§ **Instructions to follow**
Pull every "arrow" line out of the data below.

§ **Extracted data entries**
--*--

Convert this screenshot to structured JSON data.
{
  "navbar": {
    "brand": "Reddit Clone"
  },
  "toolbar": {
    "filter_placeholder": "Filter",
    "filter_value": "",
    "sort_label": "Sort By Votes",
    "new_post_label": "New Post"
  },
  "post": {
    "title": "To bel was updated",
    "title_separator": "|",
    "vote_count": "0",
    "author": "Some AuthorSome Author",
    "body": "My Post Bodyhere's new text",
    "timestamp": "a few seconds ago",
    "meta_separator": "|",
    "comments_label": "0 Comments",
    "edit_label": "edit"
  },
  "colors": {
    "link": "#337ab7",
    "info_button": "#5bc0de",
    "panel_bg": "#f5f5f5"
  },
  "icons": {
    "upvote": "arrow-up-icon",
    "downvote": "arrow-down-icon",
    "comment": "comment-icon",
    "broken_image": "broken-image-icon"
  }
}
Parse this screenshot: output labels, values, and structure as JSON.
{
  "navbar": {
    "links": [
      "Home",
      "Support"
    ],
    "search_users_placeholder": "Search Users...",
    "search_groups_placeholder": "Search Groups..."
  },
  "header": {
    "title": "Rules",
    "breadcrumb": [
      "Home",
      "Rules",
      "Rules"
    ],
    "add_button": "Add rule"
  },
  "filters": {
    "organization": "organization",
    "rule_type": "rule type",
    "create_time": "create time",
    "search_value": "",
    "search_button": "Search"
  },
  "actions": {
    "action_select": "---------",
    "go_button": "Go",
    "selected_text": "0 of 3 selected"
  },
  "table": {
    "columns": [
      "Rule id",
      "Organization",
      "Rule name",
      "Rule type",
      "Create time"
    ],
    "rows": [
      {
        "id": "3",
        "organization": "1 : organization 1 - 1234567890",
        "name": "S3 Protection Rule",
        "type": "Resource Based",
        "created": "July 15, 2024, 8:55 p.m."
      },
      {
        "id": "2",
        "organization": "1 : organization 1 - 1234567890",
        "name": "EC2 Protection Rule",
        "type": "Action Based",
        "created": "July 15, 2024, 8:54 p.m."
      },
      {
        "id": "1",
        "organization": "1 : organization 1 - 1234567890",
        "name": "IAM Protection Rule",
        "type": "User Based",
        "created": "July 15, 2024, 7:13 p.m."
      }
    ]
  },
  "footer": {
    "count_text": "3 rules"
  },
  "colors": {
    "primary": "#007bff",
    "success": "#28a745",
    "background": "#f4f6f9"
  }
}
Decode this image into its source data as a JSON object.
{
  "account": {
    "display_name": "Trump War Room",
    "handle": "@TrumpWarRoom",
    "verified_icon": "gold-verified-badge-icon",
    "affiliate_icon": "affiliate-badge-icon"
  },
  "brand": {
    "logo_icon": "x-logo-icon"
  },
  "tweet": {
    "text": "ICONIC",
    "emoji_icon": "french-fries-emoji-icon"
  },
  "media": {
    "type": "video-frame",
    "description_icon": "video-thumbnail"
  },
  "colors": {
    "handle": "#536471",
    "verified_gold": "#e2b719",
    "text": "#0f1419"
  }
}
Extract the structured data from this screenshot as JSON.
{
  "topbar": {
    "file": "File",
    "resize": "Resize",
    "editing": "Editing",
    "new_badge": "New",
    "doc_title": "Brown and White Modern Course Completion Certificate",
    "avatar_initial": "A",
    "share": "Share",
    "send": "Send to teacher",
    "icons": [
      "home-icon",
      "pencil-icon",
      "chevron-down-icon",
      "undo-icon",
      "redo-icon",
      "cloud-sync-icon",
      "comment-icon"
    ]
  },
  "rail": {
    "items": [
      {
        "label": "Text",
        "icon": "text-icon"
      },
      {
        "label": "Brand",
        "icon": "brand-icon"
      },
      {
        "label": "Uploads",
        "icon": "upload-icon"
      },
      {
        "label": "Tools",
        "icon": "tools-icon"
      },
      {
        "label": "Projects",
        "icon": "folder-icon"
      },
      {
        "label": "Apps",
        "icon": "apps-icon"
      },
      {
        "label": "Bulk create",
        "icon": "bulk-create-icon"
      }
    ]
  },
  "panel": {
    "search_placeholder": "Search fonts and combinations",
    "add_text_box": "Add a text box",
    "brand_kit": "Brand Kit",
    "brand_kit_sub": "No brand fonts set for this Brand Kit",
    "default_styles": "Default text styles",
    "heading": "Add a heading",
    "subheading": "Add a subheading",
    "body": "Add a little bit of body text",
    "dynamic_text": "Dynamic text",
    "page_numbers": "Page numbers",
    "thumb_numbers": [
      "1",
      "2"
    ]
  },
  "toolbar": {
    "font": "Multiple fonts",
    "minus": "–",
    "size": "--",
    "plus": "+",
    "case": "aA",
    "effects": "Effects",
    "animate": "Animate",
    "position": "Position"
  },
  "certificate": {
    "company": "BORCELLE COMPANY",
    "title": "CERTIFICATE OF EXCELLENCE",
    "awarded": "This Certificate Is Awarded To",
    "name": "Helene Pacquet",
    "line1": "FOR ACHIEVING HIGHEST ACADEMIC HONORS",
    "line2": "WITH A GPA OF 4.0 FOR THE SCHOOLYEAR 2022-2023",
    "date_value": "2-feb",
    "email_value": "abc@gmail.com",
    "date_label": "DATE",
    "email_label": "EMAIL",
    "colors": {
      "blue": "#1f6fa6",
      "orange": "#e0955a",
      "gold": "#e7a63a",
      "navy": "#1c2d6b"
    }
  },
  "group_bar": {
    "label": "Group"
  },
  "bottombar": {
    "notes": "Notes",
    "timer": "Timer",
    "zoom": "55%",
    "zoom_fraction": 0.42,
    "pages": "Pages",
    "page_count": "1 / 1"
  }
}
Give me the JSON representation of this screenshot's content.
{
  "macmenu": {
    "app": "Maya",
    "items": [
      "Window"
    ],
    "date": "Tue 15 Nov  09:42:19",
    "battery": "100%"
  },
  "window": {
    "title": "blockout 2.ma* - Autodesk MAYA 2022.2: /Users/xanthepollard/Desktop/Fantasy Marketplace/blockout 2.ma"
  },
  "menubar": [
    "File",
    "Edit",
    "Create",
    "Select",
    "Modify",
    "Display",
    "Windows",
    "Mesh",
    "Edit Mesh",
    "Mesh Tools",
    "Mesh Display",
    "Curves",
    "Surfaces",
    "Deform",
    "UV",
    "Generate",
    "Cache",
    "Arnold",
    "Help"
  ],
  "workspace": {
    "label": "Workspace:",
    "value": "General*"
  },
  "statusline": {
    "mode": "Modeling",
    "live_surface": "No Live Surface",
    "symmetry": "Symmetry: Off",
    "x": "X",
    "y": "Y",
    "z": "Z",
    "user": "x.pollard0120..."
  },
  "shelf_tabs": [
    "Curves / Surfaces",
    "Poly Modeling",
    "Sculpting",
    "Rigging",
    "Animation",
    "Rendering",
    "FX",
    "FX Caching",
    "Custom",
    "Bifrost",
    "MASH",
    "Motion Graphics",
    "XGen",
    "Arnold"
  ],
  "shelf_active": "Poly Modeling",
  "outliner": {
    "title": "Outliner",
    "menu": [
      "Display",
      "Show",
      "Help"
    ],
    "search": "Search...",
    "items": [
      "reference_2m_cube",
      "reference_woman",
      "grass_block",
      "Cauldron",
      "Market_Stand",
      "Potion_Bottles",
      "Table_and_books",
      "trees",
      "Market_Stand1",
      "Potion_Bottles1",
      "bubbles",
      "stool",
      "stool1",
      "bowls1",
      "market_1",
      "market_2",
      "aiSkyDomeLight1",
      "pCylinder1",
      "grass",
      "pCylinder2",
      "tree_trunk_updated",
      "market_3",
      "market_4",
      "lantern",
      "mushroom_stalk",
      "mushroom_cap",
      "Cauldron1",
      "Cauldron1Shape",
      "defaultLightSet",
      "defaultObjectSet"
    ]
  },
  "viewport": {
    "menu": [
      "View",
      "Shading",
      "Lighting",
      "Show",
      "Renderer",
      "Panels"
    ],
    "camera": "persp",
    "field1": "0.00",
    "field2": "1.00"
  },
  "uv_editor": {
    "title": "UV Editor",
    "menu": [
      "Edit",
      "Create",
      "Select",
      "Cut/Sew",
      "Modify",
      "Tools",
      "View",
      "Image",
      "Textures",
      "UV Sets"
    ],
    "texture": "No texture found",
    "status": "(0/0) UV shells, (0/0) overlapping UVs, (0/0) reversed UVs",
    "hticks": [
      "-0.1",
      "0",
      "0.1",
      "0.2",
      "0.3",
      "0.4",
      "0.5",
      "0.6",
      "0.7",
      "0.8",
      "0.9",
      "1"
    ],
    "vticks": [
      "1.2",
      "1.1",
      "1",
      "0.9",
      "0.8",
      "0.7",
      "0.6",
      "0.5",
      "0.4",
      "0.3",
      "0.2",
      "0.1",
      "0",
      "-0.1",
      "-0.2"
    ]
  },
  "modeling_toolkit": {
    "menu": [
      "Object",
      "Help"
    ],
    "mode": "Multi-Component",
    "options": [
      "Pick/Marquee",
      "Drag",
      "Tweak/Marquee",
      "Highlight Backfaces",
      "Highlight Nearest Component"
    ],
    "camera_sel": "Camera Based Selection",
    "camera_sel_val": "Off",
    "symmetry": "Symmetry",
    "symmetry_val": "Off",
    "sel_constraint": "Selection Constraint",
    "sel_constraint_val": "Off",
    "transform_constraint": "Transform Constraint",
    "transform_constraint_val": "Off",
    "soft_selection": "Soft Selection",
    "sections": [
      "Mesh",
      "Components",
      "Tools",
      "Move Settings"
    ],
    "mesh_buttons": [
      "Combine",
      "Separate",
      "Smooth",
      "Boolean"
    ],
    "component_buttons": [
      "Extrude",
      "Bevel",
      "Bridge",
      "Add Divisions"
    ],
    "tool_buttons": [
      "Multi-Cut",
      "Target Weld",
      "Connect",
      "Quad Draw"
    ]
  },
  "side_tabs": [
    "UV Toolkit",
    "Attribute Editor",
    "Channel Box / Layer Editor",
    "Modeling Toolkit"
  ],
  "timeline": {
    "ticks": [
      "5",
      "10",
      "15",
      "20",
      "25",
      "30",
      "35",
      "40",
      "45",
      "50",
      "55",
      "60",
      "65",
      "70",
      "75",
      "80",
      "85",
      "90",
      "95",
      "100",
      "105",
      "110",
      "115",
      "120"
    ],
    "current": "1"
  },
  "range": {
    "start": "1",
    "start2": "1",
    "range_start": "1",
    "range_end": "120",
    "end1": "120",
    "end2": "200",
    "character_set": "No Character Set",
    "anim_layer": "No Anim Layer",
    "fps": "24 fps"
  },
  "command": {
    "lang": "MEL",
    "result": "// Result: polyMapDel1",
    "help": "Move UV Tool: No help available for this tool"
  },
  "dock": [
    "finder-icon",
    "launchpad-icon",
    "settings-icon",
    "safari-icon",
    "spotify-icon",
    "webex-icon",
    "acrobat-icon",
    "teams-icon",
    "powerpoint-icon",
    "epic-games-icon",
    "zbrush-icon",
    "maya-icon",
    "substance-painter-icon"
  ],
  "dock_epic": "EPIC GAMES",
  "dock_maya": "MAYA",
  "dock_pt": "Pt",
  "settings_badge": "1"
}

--*--

§ **Finished task**
    "upvote": "arrow-up-icon",
    "downvote": "arrow-down-icon",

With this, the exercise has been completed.